═════ RECORD LIST ═════

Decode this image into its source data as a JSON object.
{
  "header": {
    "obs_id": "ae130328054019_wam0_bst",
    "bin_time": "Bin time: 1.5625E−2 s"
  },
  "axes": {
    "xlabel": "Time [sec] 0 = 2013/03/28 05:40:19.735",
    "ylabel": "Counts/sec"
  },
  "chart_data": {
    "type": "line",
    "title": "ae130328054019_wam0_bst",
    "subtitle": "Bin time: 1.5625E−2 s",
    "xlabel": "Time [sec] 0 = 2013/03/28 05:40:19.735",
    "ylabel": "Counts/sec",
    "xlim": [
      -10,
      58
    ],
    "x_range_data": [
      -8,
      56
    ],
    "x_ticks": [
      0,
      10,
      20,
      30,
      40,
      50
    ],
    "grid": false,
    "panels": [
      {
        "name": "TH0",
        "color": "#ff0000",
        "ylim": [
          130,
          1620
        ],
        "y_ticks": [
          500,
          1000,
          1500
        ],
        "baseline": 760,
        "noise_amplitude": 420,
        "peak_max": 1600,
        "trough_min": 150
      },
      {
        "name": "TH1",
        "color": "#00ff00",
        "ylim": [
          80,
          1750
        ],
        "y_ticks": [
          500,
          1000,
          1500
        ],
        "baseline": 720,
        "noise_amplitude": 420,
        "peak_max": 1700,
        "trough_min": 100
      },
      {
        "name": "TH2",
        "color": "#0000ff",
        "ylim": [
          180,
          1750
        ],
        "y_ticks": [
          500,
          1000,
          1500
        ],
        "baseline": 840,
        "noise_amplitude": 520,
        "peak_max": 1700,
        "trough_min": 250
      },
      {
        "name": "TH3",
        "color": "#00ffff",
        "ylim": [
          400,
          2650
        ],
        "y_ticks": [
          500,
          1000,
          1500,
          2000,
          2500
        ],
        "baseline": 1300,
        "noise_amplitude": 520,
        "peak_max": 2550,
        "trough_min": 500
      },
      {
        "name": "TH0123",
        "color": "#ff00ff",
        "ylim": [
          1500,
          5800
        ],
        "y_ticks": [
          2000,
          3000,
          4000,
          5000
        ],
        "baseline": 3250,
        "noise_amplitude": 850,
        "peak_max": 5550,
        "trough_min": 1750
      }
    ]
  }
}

═════

# WHAT YOU SHOULD DO
Extract all of the data above without altering anything.

# SOLUTION TO THIS TASK
Decode this image into its source data as a JSON object.
{
  "header": {
    "obs_id": "ae130328054019_wam0_bst",
    "bin_time": "Bin time: 1.5625E−2 s"
  },
  "axes": {
    "xlabel": "Time [sec] 0 = 2013/03/28 05:40:19.735",
    "ylabel": "Counts/sec"
  },
  "chart_data": {
    "type": "line",
    "title": "ae130328054019_wam0_bst",
    "subtitle": "Bin time: 1.5625E−2 s",
    "xlabel": "Time [sec] 0 = 2013/03/28 05:40:19.735",
    "ylabel": "Counts/sec",
    "xlim": [
      -10,
      58
    ],
    "x_range_data": [
      -8,
      56
    ],
    "x_ticks": [
      0,
      10,
      20,
      30,
      40,
      50
    ],
    "grid": false,
    "panels": [
      {
        "name": "TH0",
        "color": "#ff0000",
        "ylim": [
          130,
          1620
        ],
        "y_ticks": [
          500,
          1000,
          1500
        ],
        "baseline": 760,
        "noise_amplitude": 420,
        "peak_max": 1600,
        "trough_min": 150
      },
      {
        "name": "TH1",
        "color": "#00ff00",
        "ylim": [
          80,
          1750
        ],
        "y_ticks": [
          500,
          1000,
          1500
        ],
        "baseline": 720,
        "noise_amplitude": 420,
        "peak_max": 1700,
        "trough_min": 100
      },
      {
        "name": "TH2",
        "color": "#0000ff",
        "ylim": [
          180,
          1750
        ],
        "y_ticks": [
          500,
          1000,
          1500
        ],
        "baseline": 840,
        "noise_amplitude": 520,
        "peak_max": 1700,
        "trough_min": 250
      },
      {
        "name": "TH3",
        "color": "#00ffff",
        "ylim": [
          400,
          2650
        ],
        "y_ticks": [
          500,
          1000,
          1500,
          2000,
          2500
        ],
        "baseline": 1300,
        "noise_amplitude": 520,
        "peak_max": 2550,
        "trough_min": 500
      },
      {
        "name": "TH0123",
        "color": "#ff00ff",
        "ylim": [
          1500,
          5800
        ],
        "y_ticks": [
          2000,
          3000,
          4000,
          5000
        ],
        "baseline": 3250,
        "noise_amplitude": 850,
        "peak_max": 5550,
        "trough_min": 1750
      }
    ]
  }
}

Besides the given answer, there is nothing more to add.